**STATED PROBLEM:**
Gather every line holding the string "following".

Start of MATERIAL FOR THIS TASK

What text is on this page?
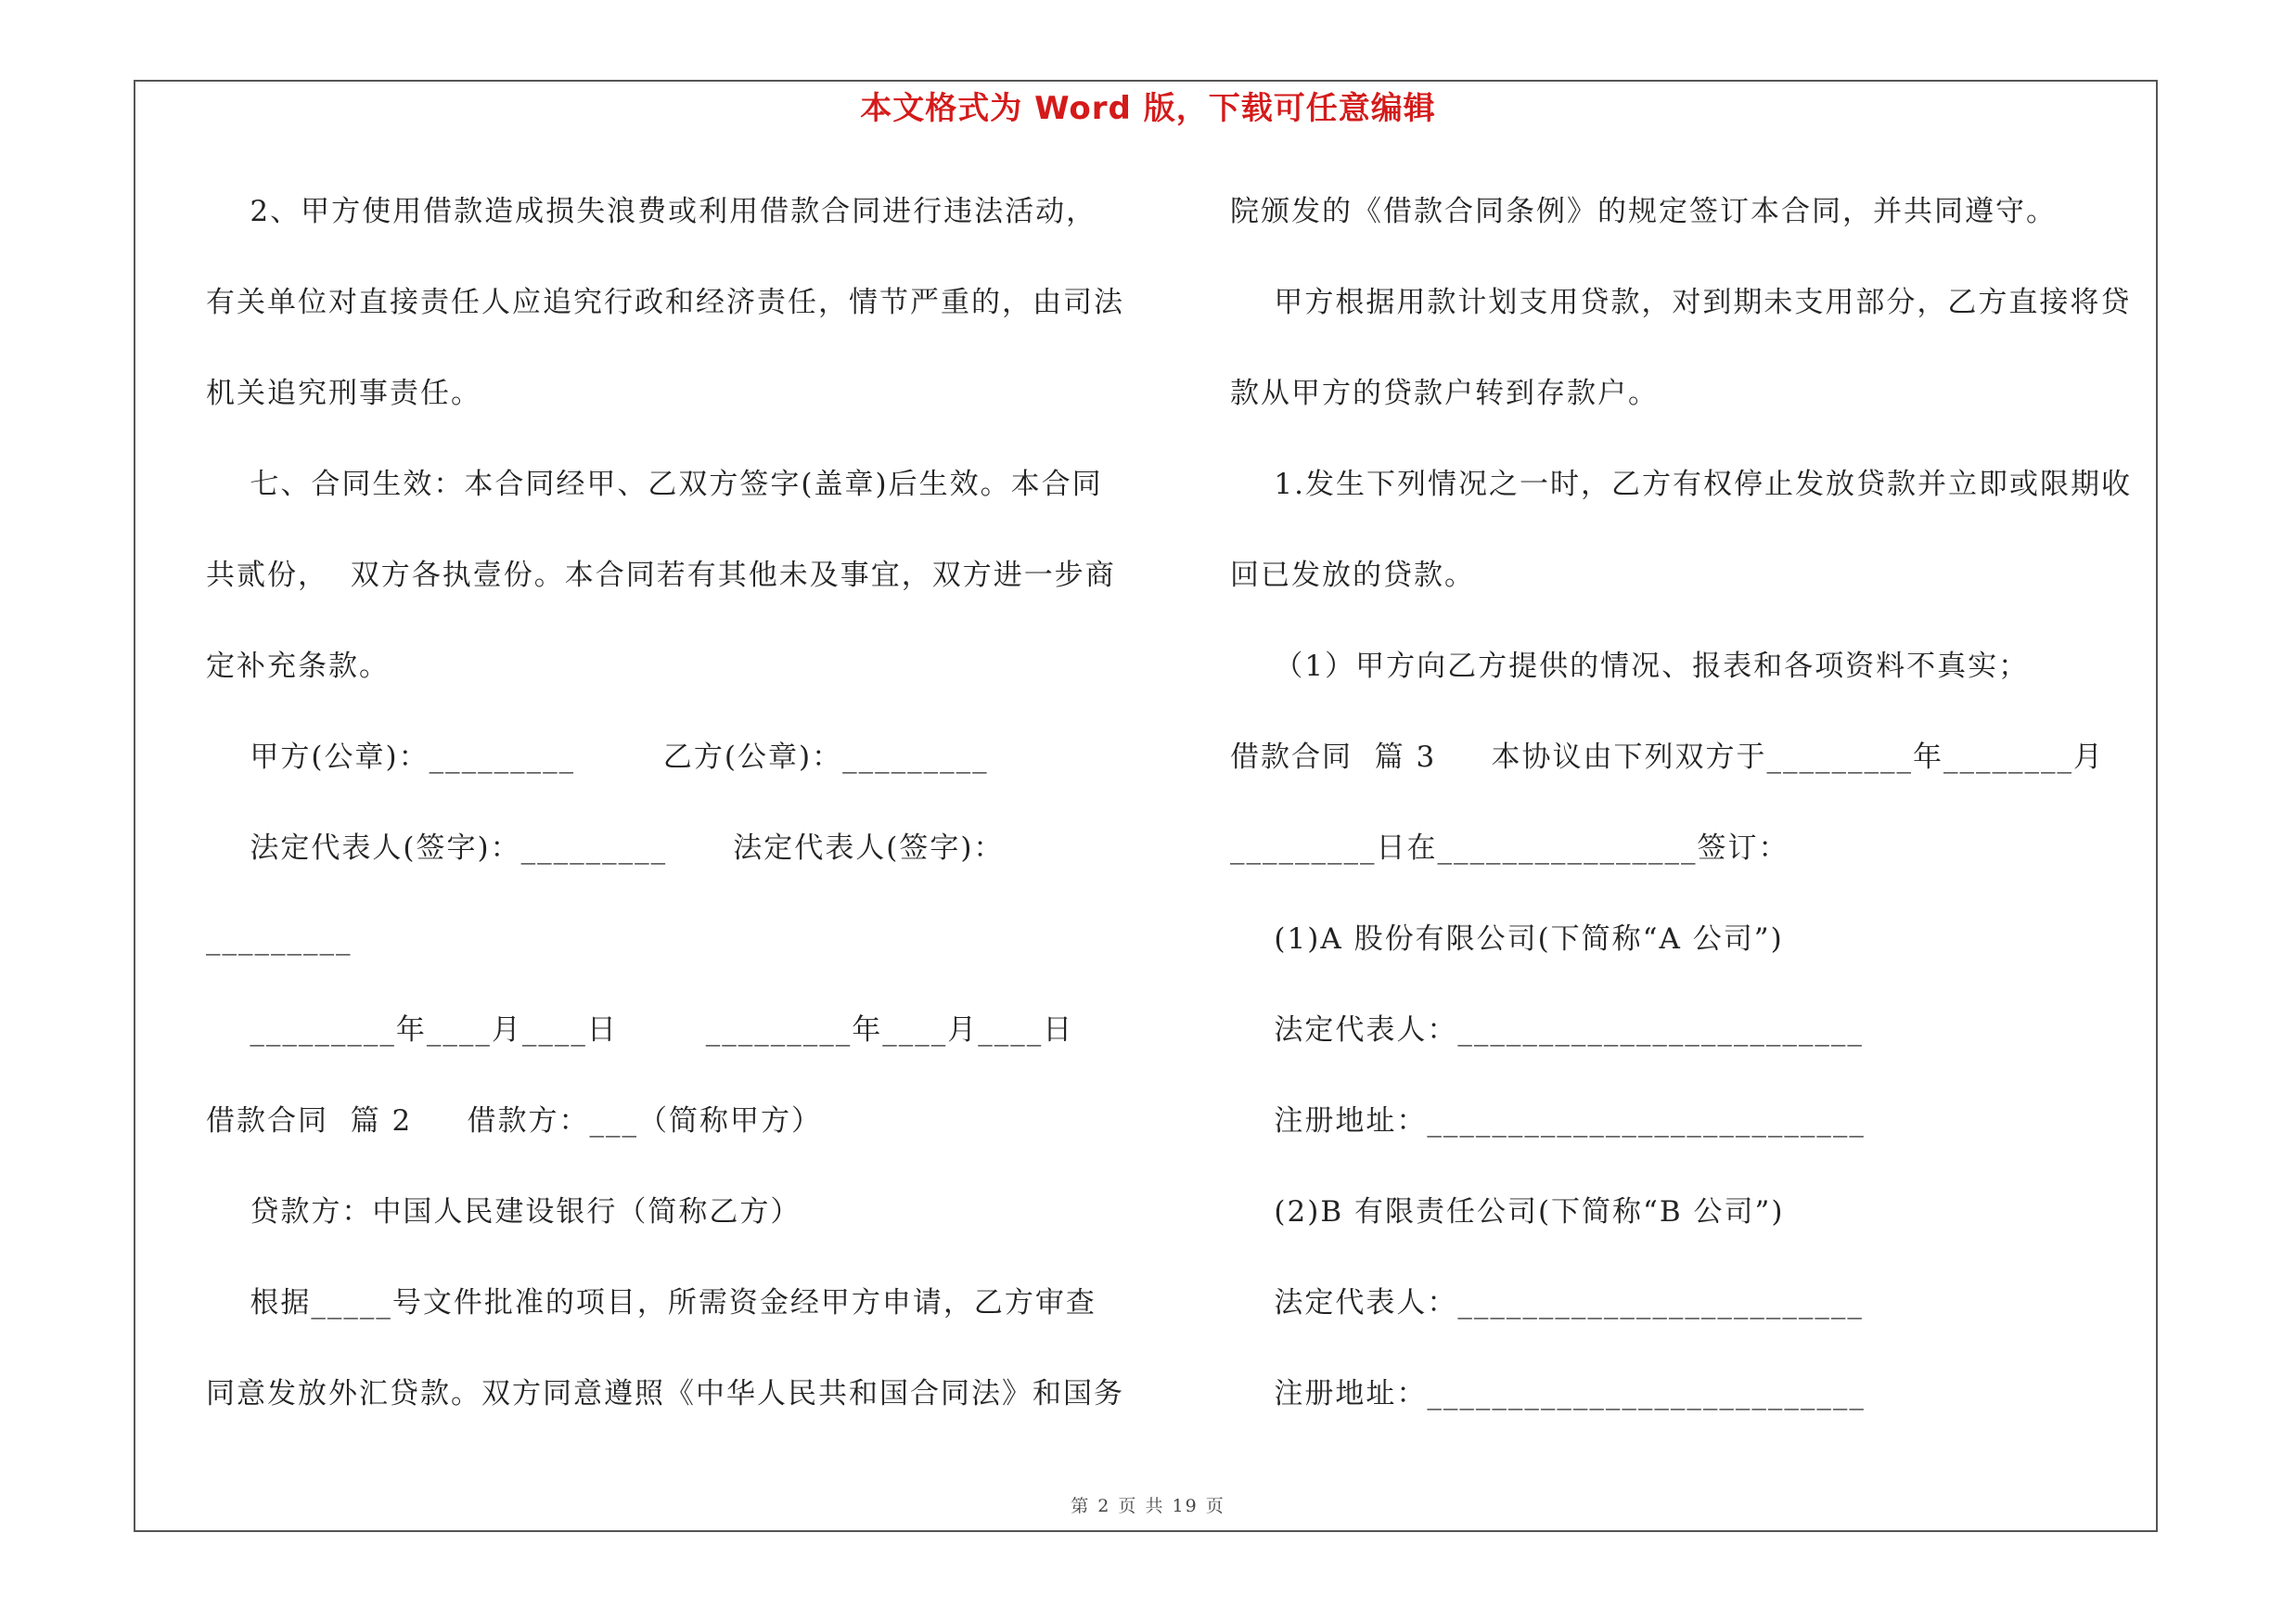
本文格式为 Word 版，下载可任意编辑
2、甲方使用借款造成损失浪费或利用借款合同进行违法活动，
有关单位对直接责任人应追究行政和经济责任，情节严重的，由司法
机关追究刑事责任。
七、合同生效：本合同经甲、乙双方签字(盖章)后生效。本合同
共贰份，  双方各执壹份。本合同若有其他未及事宜，双方进一步商
定补充条款。
甲方(公章)：_________        乙方(公章)：_________
法定代表人(签字)：_________      法定代表人(签字)：
_________
_________年____月____日        _________年____月____日
借款合同  篇 2     借款方：___（简称甲方）
贷款方：中国人民建设银行（简称乙方）
根据_____号文件批准的项目，所需资金经甲方申请，乙方审查
同意发放外汇贷款。双方同意遵照《中华人民共和国合同法》和国务
院颁发的《借款合同条例》的规定签订本合同，并共同遵守。
甲方根据用款计划支用贷款，对到期未支用部分，乙方直接将贷
款从甲方的贷款户转到存款户。
1.发生下列情况之一时，乙方有权停止发放贷款并立即或限期收
回已发放的贷款。
（1）甲方向乙方提供的情况、报表和各项资料不真实；
借款合同  篇 3     本协议由下列双方于_________年________月
_________日在________________签订：
(1)A 股份有限公司(下简称“A 公司”)
法定代表人：_________________________
注册地址：___________________________
(2)B 有限责任公司(下简称“B 公司”)
法定代表人：_________________________
注册地址：___________________________
第 2 页 共 19 页
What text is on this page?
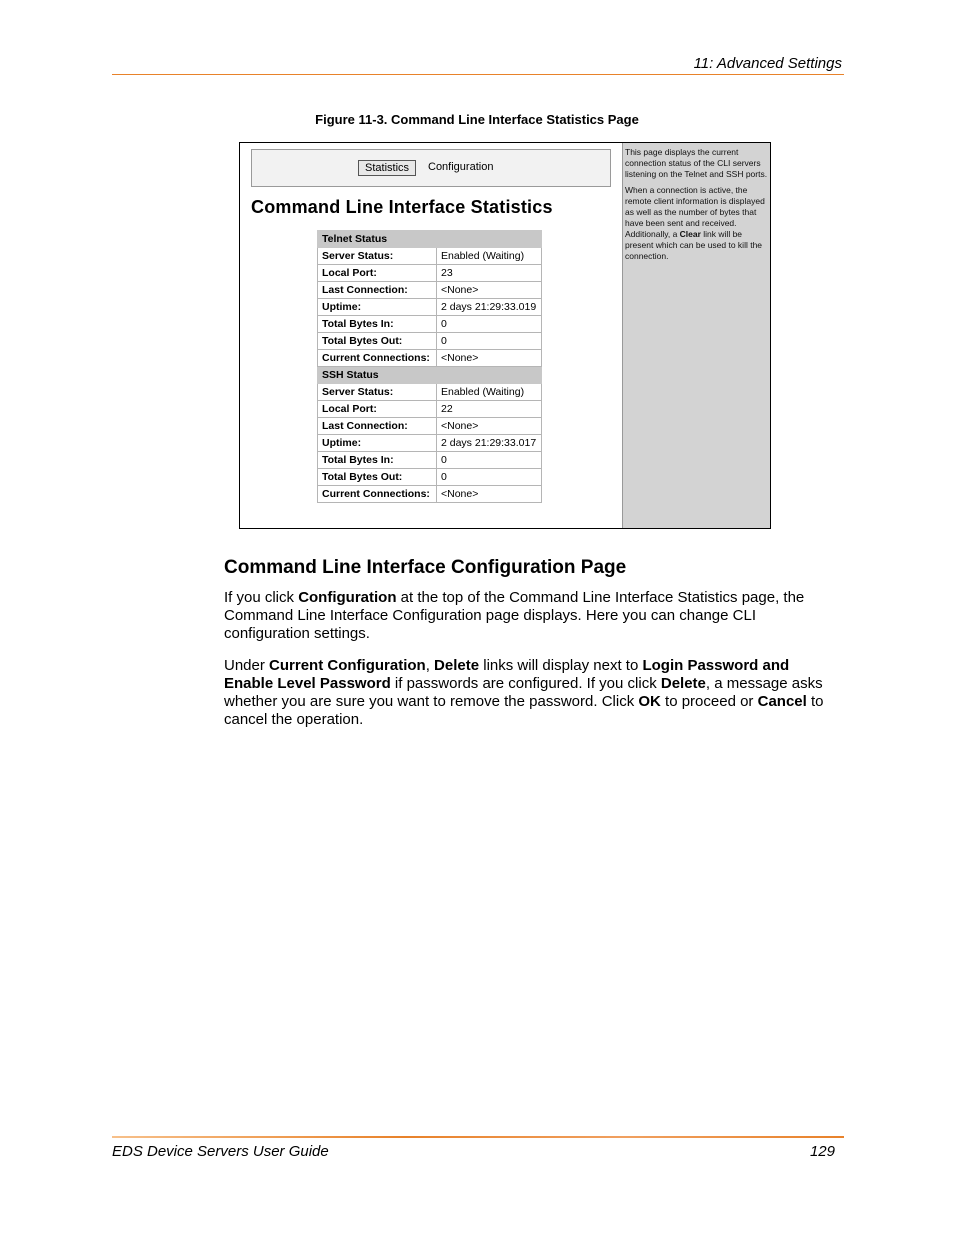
11: Advanced Settings
Figure 11-3. Command Line Interface Statistics Page
Statistics	Configuration
Command Line Interface Statistics
Telnet Status	
Server Status:	Enabled (Waiting)
Local Port:	23
Last Connection:	<None>
Uptime:	2 days 21:29:33.019
Total Bytes In:	0
Total Bytes Out:	0
Current Connections:	<None>
SSH Status	
Server Status:	Enabled (Waiting)
Local Port:	22
Last Connection:	<None>
Uptime:	2 days 21:29:33.017
Total Bytes In:	0
Total Bytes Out:	0
Current Connections:	<None>

This page displays the current connection status of the CLI servers listening on the Telnet and SSH ports.

When a connection is active, the remote client information is displayed as well as the number of bytes that have been sent and received. Additionally, a Clear link will be present which can be used to kill the connection.

Command Line Interface Configuration Page

If you click Configuration at the top of the Command Line Interface Statistics page, the Command Line Interface Configuration page displays. Here you can change CLI configuration settings.

Under Current Configuration, Delete links will display next to Login Password and Enable Level Password if passwords are configured. If you click Delete, a message asks whether you are sure you want to remove the password. Click OK to proceed or Cancel to cancel the operation.

EDS Device Servers User Guide	129
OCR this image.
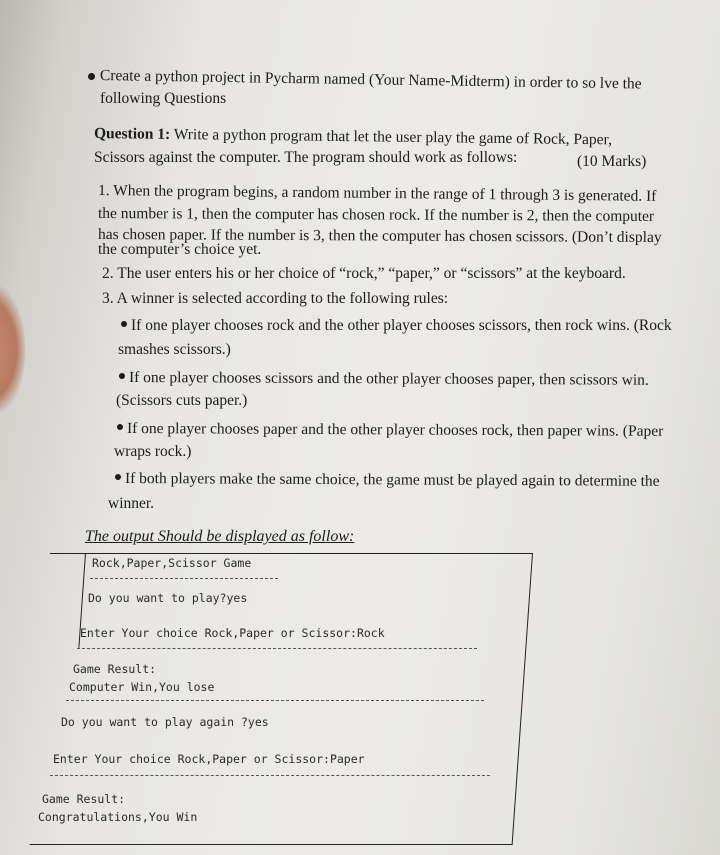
Create a python project in Pycharm named (Your Name-Midterm) in order to so lve the
following Questions
Question 1: Write a python program that let the user play the game of Rock, Paper,
Scissors against the computer. The program should work as follows:	(10 Marks)
1. When the program begins, a random number in the range of 1 through 3 is generated. If
the number is 1, then the computer has chosen rock. If the number is 2, then the computer
has chosen paper. If the number is 3, then the computer has chosen scissors. (Don’t display
the computer’s choice yet.
2. The user enters his or her choice of “rock,” “paper,” or “scissors” at the keyboard.
3. A winner is selected according to the following rules:
If one player chooses rock and the other player chooses scissors, then rock wins. (Rock
smashes scissors.)
If one player chooses scissors and the other player chooses paper, then scissors win.
(Scissors cuts paper.)
If one player chooses paper and the other player chooses rock, then paper wins. (Paper
wraps rock.)
If both players make the same choice, the game must be played again to determine the
winner.
The output Should be displayed as follow:
Rock,Paper,Scissor Game
Do you want to play?yes
Enter Your choice Rock,Paper or Scissor:Rock
Game Result:
Computer Win,You lose
Do you want to play again ?yes
Enter Your choice Rock,Paper or Scissor:Paper
Game Result:
Congratulations,You Win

End of MATERIAL FOR THIS TASK

**REPLY:**
following Questions
3. A winner is selected according to the following rules:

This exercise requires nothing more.